- TEXTE PROPOSÉ -
------------------------------------

Comment ai-je pu ne pas lire cette trilogie ? Je la croise depuis des années en librairie, sa couverture rouge et noire, cette maison isolée et ce titre envoutant ! J’ai fini par craquer et m’offrir le premier tome (je ne voulais pas acheter les 3 volumes, ignorant si j’allais aimer). J’avais lu les nombreux avis positifs et j’étais donc impatiente de me lancer, nerveuse aussi – car il m’arrive parfois de ne pas faire partie des heureux qui ont aimé, comme ce fut le cas récemment pour un autre roman.
Mais rassurez-vous : j’ai été rapidement embarquée avec Fin Macleod sur son île natale, au nord de l’Ecosse ! Qu’importe les 33 degrés à Nantes, j’ai senti le vent froid venir s’abattre sur nos visages, la pluie frapper les volets, et très vite, j’étais sur cet îlot rocheux, l’An Sgeir, où il y a dix-huit ans, Fin allait chasser les oiseaux.
Mais je dois peut-être dire quelques mots sur l’histoire ? Fin Macleod est inspecteur à Edimbourg lorsque ses supérieurs lui demandent de se rendre sur l’île Lewis où un meurtre vient d’être commis. Le crime ressemble en tout point à celui sur lequel il enquête et Macleod étant originaire de Lewis, il est tout désigné. L’inspecteur s’y rend à contrecoeur, il n’a pas remis les pieds sur l’île depuis la mort de sa tante, qui l’a élevée après la mort accidentelle de ses parents. Celle-ci était fantasque et le garçon ne s’est jamais attachée à elle.

------------------------------------

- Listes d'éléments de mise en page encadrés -

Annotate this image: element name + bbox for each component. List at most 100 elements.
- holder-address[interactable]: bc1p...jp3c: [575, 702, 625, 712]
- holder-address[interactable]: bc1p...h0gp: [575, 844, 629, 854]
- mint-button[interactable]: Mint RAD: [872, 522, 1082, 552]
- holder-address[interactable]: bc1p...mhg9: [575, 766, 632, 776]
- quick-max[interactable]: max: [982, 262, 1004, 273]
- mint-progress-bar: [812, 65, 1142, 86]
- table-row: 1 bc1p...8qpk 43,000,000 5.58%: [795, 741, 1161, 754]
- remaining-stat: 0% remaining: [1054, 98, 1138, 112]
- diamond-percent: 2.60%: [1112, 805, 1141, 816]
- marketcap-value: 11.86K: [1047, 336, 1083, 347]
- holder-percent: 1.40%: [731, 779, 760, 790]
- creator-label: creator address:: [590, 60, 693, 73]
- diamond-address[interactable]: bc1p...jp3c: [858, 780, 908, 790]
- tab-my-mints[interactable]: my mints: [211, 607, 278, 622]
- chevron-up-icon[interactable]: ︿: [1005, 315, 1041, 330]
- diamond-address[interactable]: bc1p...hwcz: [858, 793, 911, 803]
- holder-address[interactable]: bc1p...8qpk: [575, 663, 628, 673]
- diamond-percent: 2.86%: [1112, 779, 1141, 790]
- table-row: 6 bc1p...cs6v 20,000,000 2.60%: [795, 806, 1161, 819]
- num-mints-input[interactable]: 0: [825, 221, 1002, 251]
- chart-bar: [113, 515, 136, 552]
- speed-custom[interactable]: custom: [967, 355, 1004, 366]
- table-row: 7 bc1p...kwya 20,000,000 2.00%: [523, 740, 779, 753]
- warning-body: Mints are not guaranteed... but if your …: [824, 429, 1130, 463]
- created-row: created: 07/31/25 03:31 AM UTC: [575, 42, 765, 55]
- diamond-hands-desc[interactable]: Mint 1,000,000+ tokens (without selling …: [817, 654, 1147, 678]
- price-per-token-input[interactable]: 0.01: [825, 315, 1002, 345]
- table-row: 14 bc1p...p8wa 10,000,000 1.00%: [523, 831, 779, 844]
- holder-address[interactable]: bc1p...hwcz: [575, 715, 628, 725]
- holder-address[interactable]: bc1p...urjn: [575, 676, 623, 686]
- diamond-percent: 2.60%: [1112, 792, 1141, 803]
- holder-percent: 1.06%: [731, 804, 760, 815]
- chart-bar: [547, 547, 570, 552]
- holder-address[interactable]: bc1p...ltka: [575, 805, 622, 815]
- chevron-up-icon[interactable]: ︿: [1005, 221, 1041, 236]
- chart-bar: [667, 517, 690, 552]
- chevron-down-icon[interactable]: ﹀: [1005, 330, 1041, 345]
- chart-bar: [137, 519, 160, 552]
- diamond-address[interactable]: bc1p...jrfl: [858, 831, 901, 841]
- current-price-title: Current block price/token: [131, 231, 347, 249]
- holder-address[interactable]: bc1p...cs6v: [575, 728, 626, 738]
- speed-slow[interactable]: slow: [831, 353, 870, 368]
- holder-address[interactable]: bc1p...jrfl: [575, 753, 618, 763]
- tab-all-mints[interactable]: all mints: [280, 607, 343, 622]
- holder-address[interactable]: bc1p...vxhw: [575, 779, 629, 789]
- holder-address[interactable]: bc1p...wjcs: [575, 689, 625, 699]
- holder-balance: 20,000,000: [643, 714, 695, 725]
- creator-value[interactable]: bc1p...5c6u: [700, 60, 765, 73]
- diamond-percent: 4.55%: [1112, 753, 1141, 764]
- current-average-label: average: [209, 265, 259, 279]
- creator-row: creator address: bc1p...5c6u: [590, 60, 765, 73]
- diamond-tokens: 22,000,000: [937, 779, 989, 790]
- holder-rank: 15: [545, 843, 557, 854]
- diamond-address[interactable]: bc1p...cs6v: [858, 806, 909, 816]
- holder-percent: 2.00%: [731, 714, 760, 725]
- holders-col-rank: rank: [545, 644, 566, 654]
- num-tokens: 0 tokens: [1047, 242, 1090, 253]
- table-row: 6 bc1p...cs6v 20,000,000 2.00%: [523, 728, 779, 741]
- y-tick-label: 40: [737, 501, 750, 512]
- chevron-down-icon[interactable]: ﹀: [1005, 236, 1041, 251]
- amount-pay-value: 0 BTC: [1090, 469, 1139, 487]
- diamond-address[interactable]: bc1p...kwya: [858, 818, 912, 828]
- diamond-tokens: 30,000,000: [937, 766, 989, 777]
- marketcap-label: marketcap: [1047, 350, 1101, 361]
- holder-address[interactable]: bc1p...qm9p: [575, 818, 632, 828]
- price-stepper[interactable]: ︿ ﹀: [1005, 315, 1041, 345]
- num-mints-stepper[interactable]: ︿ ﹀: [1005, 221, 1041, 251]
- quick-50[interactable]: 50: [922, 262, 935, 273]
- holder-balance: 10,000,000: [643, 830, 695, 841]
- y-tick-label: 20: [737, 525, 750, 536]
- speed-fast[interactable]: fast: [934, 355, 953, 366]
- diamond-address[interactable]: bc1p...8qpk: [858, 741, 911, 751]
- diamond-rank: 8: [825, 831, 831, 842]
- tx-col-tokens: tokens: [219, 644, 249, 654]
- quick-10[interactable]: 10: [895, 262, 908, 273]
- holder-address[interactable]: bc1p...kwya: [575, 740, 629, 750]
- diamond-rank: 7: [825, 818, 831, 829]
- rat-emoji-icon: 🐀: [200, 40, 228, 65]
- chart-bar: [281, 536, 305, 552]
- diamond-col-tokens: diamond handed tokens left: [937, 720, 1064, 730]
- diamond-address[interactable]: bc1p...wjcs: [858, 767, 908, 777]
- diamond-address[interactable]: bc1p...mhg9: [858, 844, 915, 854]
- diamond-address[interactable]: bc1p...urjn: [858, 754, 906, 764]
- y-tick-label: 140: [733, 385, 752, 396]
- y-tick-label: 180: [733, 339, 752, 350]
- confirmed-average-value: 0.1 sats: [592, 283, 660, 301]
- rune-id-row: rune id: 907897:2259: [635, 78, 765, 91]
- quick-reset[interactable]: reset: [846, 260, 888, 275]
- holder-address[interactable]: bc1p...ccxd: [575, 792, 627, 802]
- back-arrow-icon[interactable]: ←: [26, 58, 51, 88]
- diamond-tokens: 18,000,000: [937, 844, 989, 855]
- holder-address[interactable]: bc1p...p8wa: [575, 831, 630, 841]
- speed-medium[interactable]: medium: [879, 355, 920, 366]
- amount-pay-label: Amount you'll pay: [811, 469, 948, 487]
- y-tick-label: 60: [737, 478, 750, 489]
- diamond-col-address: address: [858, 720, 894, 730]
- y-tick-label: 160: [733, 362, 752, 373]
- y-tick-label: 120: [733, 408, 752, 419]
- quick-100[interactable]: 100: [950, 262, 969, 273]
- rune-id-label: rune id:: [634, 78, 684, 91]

------------------------------------

- EXERCICES -
**1)** Recopie le passage du texte sur la trilogie compris entre "Mais je dois" et "attachée à elle.", bornes incluses.
**2)** Dans la liste, remplace "holder-address" par "owner-address" sur les lignes allant du début jusqu'à la ligne contenant "- creator-label: creator" incluse. Ne redonne que ces lignes, sans rien changer d'autre.

- CORRIGÉ -
**1)**
Mais je dois peut-être dire quelques mots sur l’histoire ? Fin Macleod est inspecteur à Edimbourg lorsque ses supérieurs lui demandent de se rendre sur l’île Lewis où un meurtre vient d’être commis. Le crime ressemble en tout point à celui sur lequel il enquête et Macleod étant originaire de Lewis, il est tout désigné. L’inspecteur s’y rend à contrecoeur, il n’a pas remis les pieds sur l’île depuis la mort de sa tante, qui l’a élevée après la mort accidentelle de ses parents. Celle-ci était fantasque et le garçon ne s’est jamais attachée à elle.

**2)**
Annotate this image: element name + bbox for each component. List at most 100 elements.
- owner-address[interactable]: bc1p...jp3c: [575, 702, 625, 712]
- owner-address[interactable]: bc1p...h0gp: [575, 844, 629, 854]
- mint-button[interactable]: Mint RAD: [872, 522, 1082, 552]
- owner-address[interactable]: bc1p...mhg9: [575, 766, 632, 776]
- quick-max[interactable]: max: [982, 262, 1004, 273]
- mint-progress-bar: [812, 65, 1142, 86]
- table-row: 1 bc1p...8qpk 43,000,000 5.58%: [795, 741, 1161, 754]
- remaining-stat: 0% remaining: [1054, 98, 1138, 112]
- diamond-percent: 2.60%: [1112, 805, 1141, 816]
- marketcap-value: 11.86K: [1047, 336, 1083, 347]
- holder-percent: 1.40%: [731, 779, 760, 790]
- creator-label: creator address:: [590, 60, 693, 73]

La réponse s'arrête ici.